### DIRECTION:
From the entries below, pull out each line where "this" appears.

───── RECORDED DATA ─────

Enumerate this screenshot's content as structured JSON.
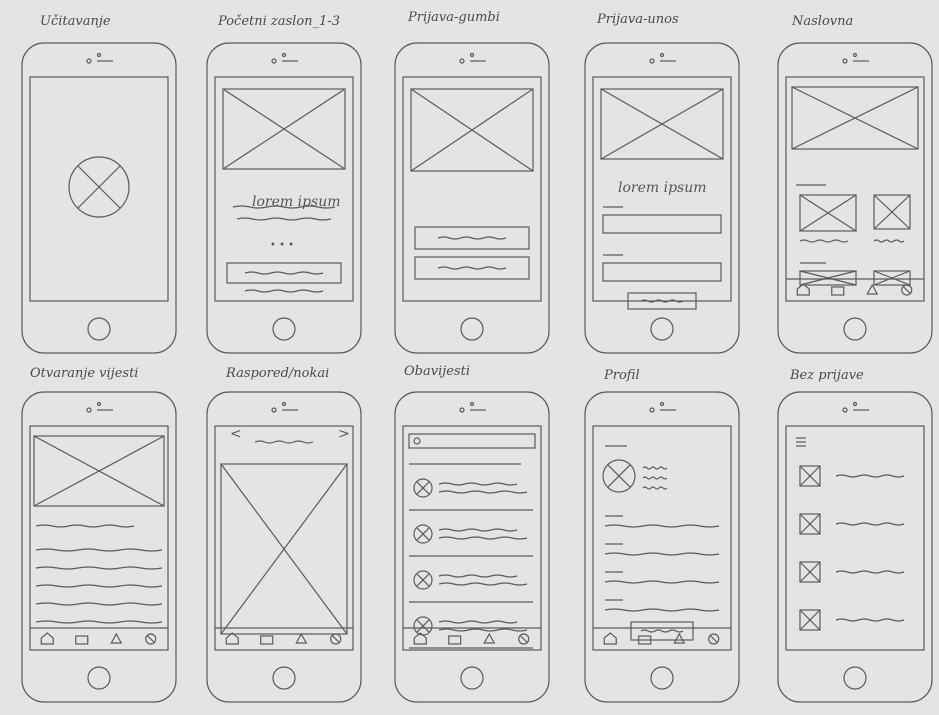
{
  "sheet": {
    "paper_color": "#e6e4e2",
    "ink_color": "#5a5a5a",
    "screens": [
      {
        "title": "Učitavanje"
      },
      {
        "title": "Početni zaslon_1-3",
        "body_text": "lorem ipsum",
        "dots": "• • •"
      },
      {
        "title": "Prijava-gumbi"
      },
      {
        "title": "Prijava-unos",
        "body_text": "lorem ipsum"
      },
      {
        "title": "Naslovna"
      },
      {
        "title": "Otvaranje vijesti"
      },
      {
        "title": "Raspored/nokai",
        "prev": "<",
        "next": ">"
      },
      {
        "title": "Obavijesti"
      },
      {
        "title": "Profil"
      },
      {
        "title": "Bez prijave"
      }
    ]
  }
}
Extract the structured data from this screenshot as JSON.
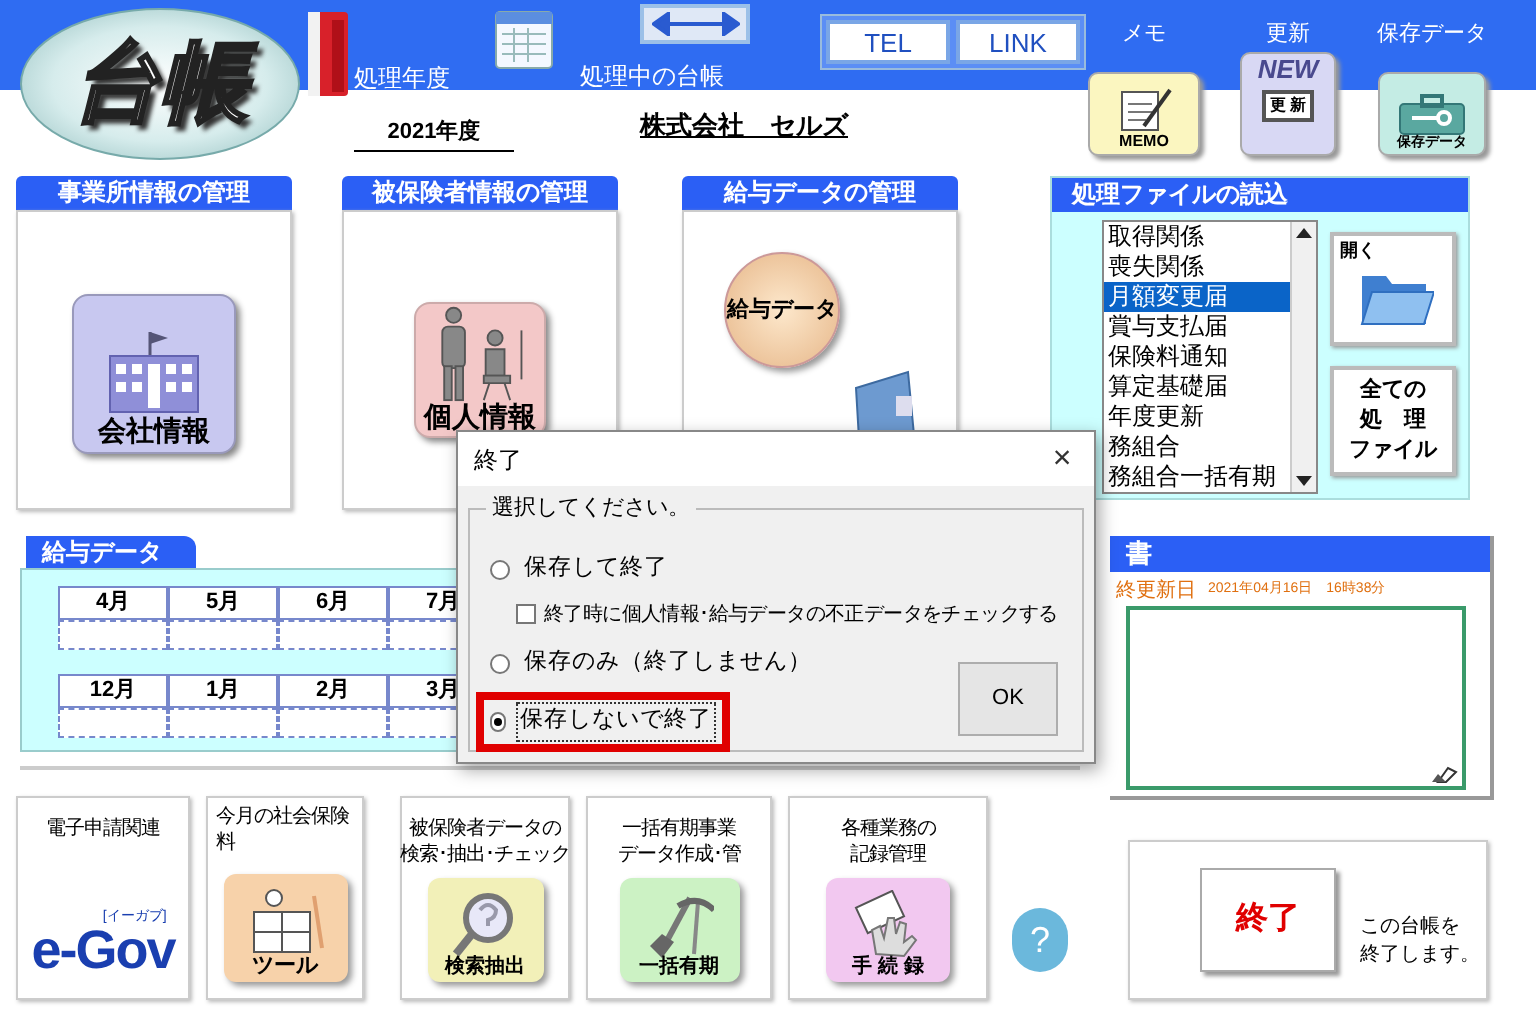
{
  "logo": {
    "text": "台帳"
  },
  "header": {
    "year_label": "処理年度",
    "year": "2021年度",
    "ledger_label": "処理中の台帳",
    "company": "株式会社　セルズ",
    "buttons": [
      "TEL",
      "LINK"
    ],
    "tools": [
      {
        "label": "メモ",
        "kind": "memo",
        "icon_text": "MEMO"
      },
      {
        "label": "更新",
        "kind": "update",
        "icon_text": "更 新",
        "badge": "NEW"
      },
      {
        "label": "保存データ",
        "kind": "save",
        "icon_text": "保存データ"
      }
    ]
  },
  "panels": [
    {
      "title": "事業所情報の管理",
      "kind": "company",
      "icon_text": "会社情報"
    },
    {
      "title": "被保険者情報の管理",
      "kind": "person",
      "icon_text": "個人情報"
    },
    {
      "title": "給与データの管理",
      "kind": "salary",
      "icon_text": "給与データ"
    }
  ],
  "file_loader": {
    "title": "処理ファイルの読込",
    "items": [
      {
        "label": "取得関係",
        "selected": false
      },
      {
        "label": "喪失関係",
        "selected": false
      },
      {
        "label": "月額変更届",
        "selected": true
      },
      {
        "label": "賞与支払届",
        "selected": false
      },
      {
        "label": "保険料通知",
        "selected": false
      },
      {
        "label": "算定基礎届",
        "selected": false
      },
      {
        "label": "年度更新",
        "selected": false
      },
      {
        "label": "務組合",
        "selected": false
      },
      {
        "label": "務組合一括有期",
        "selected": false
      }
    ],
    "open_button": "開く",
    "all_button": [
      "全ての",
      "処　理",
      "ファイル"
    ]
  },
  "salary_data": {
    "title": "給与データ",
    "rows": [
      [
        "4月",
        "5月",
        "6月",
        "7月"
      ],
      [
        "12月",
        "1月",
        "2月",
        "3月"
      ]
    ]
  },
  "notes": {
    "title": "書",
    "updated_label": "終更新日",
    "updated_at": "2021年04月16日　16時38分"
  },
  "shortcuts": [
    {
      "label": [
        "電子申請関連"
      ],
      "kind": "egov",
      "icon_text": "e-Gov",
      "icon_sub": "[イーガブ]"
    },
    {
      "label": [
        "今月の社会保険",
        "料"
      ],
      "kind": "tool",
      "icon_text": "ツール"
    },
    {
      "label": [
        "被保険者データの",
        "検索･抽出･チェック"
      ],
      "kind": "search",
      "icon_text": "検索抽出"
    },
    {
      "label": [
        "一括有期事業",
        "データ作成･管"
      ],
      "kind": "bulk",
      "icon_text": "一括有期"
    },
    {
      "label": [
        "各種業務の",
        "記録管理"
      ],
      "kind": "record",
      "icon_text": "手 続 録"
    }
  ],
  "help": {
    "text": "?"
  },
  "exit_panel": {
    "button": "終了",
    "text": [
      "この台帳を",
      "終了します。"
    ]
  },
  "dialog": {
    "title": "終了",
    "close": "×",
    "group_label": "選択してください。",
    "ok": "OK",
    "options": [
      {
        "kind": "radio",
        "label": "保存して終了",
        "selected": false,
        "highlighted": false
      },
      {
        "kind": "checkbox",
        "label": "終了時に個人情報･給与データの不正データをチェックする",
        "checked": false
      },
      {
        "kind": "radio",
        "label": "保存のみ（終了しません）",
        "selected": false,
        "highlighted": false
      },
      {
        "kind": "radio",
        "label": "保存しないで終了",
        "selected": true,
        "highlighted": true
      }
    ]
  }
}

─────

### ANSWER:
Enumerate this screenshot's content as structured JSON.
Extract the structured data from this screenshot as JSON.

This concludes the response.